→ **THE PROBLEM**: Identify the lines in the data below that contain "MACD" and give only how many there are.

Records from a collection of figures:
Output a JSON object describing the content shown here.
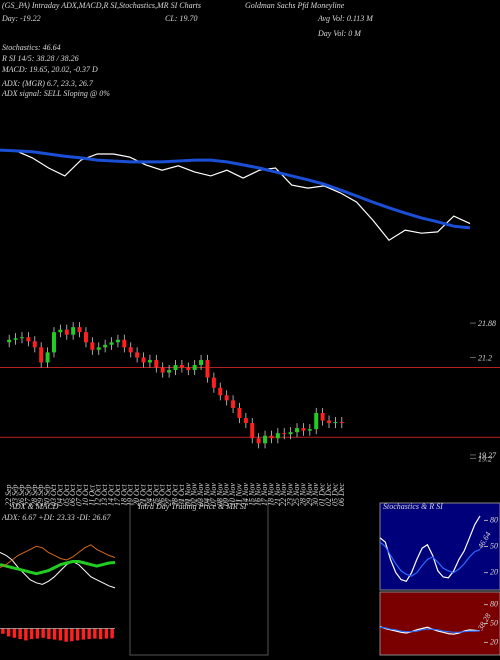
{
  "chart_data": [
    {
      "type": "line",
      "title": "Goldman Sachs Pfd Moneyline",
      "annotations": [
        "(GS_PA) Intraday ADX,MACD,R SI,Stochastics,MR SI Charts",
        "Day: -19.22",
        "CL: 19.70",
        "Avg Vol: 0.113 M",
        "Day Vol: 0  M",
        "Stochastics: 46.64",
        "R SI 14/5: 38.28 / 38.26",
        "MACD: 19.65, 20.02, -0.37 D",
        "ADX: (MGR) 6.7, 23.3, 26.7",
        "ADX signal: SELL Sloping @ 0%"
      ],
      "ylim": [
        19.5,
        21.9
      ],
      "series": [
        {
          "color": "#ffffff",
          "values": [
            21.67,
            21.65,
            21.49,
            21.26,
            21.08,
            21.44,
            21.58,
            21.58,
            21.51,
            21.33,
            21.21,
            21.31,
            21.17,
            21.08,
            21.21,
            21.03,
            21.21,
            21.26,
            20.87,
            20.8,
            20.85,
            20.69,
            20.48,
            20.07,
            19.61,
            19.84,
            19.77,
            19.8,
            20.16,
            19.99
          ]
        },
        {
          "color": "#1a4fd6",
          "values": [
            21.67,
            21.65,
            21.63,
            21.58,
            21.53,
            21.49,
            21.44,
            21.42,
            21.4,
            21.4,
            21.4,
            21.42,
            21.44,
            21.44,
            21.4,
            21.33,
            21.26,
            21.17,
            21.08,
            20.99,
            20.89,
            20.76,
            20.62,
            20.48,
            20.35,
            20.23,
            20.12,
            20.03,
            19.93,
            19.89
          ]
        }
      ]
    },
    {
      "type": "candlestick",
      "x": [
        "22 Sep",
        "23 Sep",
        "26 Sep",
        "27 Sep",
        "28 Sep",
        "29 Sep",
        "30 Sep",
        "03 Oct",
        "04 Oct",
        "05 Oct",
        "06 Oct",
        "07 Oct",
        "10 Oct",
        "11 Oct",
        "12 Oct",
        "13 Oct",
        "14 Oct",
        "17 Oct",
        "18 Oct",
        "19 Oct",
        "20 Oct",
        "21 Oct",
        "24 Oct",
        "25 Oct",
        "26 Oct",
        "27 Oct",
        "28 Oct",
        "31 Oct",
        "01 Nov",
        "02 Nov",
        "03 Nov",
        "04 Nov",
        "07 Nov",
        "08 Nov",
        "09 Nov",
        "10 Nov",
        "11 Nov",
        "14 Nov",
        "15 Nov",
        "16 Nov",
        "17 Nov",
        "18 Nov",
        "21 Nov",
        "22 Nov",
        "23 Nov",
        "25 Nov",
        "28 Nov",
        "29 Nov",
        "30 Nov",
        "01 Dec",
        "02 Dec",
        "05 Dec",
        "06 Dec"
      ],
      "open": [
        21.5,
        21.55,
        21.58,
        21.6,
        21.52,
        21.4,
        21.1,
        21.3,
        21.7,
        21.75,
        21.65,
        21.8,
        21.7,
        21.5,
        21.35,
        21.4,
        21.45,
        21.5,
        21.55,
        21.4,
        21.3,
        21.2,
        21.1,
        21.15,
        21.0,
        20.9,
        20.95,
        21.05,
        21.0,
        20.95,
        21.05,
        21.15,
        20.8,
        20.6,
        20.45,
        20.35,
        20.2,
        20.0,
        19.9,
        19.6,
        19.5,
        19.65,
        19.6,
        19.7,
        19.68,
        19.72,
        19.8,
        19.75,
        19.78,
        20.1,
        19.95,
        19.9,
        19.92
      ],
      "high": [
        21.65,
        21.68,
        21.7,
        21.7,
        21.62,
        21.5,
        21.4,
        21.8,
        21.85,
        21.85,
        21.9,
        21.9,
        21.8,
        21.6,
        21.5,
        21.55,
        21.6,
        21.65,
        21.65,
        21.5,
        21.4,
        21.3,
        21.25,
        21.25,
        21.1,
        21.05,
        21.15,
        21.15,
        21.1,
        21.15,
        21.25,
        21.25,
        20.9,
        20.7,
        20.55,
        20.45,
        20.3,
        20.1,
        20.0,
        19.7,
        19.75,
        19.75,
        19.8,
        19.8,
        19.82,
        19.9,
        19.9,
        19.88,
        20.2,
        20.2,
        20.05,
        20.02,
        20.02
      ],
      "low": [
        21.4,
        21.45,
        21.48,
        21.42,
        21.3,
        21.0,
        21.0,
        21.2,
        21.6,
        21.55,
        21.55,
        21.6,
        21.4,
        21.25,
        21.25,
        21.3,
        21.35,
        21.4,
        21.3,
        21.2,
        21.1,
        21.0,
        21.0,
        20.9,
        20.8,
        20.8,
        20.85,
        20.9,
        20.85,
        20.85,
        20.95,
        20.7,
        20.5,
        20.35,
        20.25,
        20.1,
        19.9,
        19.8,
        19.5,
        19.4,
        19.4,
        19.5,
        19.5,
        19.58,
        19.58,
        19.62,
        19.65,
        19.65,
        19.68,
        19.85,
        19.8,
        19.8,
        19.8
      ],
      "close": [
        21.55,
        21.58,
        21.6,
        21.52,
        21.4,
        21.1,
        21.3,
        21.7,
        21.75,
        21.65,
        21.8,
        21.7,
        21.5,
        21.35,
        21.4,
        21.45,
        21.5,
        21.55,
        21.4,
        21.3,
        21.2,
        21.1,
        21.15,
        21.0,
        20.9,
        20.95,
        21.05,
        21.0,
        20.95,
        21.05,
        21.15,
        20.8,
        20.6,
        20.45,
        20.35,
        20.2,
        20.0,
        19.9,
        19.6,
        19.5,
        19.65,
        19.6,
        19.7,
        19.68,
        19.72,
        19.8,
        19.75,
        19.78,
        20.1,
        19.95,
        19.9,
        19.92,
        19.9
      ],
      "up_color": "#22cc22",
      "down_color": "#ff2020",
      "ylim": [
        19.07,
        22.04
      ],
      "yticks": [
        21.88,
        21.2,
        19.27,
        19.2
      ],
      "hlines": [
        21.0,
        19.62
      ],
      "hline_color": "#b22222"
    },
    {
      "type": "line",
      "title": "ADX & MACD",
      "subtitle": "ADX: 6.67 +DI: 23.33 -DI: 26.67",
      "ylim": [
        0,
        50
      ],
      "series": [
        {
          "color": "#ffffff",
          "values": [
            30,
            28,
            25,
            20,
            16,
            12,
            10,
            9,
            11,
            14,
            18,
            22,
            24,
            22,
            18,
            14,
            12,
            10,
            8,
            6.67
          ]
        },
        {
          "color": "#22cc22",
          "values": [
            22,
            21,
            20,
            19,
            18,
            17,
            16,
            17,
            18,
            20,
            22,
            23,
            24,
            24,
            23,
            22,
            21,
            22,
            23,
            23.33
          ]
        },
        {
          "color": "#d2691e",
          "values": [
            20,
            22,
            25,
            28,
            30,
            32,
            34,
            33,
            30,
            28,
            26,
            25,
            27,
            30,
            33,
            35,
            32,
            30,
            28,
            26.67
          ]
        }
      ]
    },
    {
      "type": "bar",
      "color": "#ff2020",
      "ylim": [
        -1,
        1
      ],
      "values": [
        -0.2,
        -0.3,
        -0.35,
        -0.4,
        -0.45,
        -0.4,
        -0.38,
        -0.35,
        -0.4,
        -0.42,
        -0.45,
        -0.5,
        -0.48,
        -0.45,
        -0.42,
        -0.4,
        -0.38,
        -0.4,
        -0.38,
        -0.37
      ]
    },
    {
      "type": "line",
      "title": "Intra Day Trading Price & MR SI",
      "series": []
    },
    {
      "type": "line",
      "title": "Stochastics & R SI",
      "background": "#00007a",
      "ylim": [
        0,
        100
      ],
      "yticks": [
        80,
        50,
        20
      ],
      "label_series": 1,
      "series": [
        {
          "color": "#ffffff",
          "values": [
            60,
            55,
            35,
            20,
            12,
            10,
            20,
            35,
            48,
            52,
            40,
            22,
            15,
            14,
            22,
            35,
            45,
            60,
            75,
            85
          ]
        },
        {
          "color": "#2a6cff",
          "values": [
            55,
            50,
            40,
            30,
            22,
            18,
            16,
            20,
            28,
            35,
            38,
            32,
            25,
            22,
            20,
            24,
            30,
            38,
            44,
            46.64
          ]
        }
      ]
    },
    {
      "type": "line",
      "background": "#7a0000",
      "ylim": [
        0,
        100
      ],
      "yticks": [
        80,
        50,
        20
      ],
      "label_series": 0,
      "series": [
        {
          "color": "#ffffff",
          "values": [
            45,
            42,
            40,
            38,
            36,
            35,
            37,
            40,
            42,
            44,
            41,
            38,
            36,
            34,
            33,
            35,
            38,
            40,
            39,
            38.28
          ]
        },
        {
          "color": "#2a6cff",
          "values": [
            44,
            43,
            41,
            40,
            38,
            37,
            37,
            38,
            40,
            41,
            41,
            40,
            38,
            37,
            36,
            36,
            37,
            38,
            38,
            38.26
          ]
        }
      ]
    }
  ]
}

→ **EXERCISE SOLUTION**: 3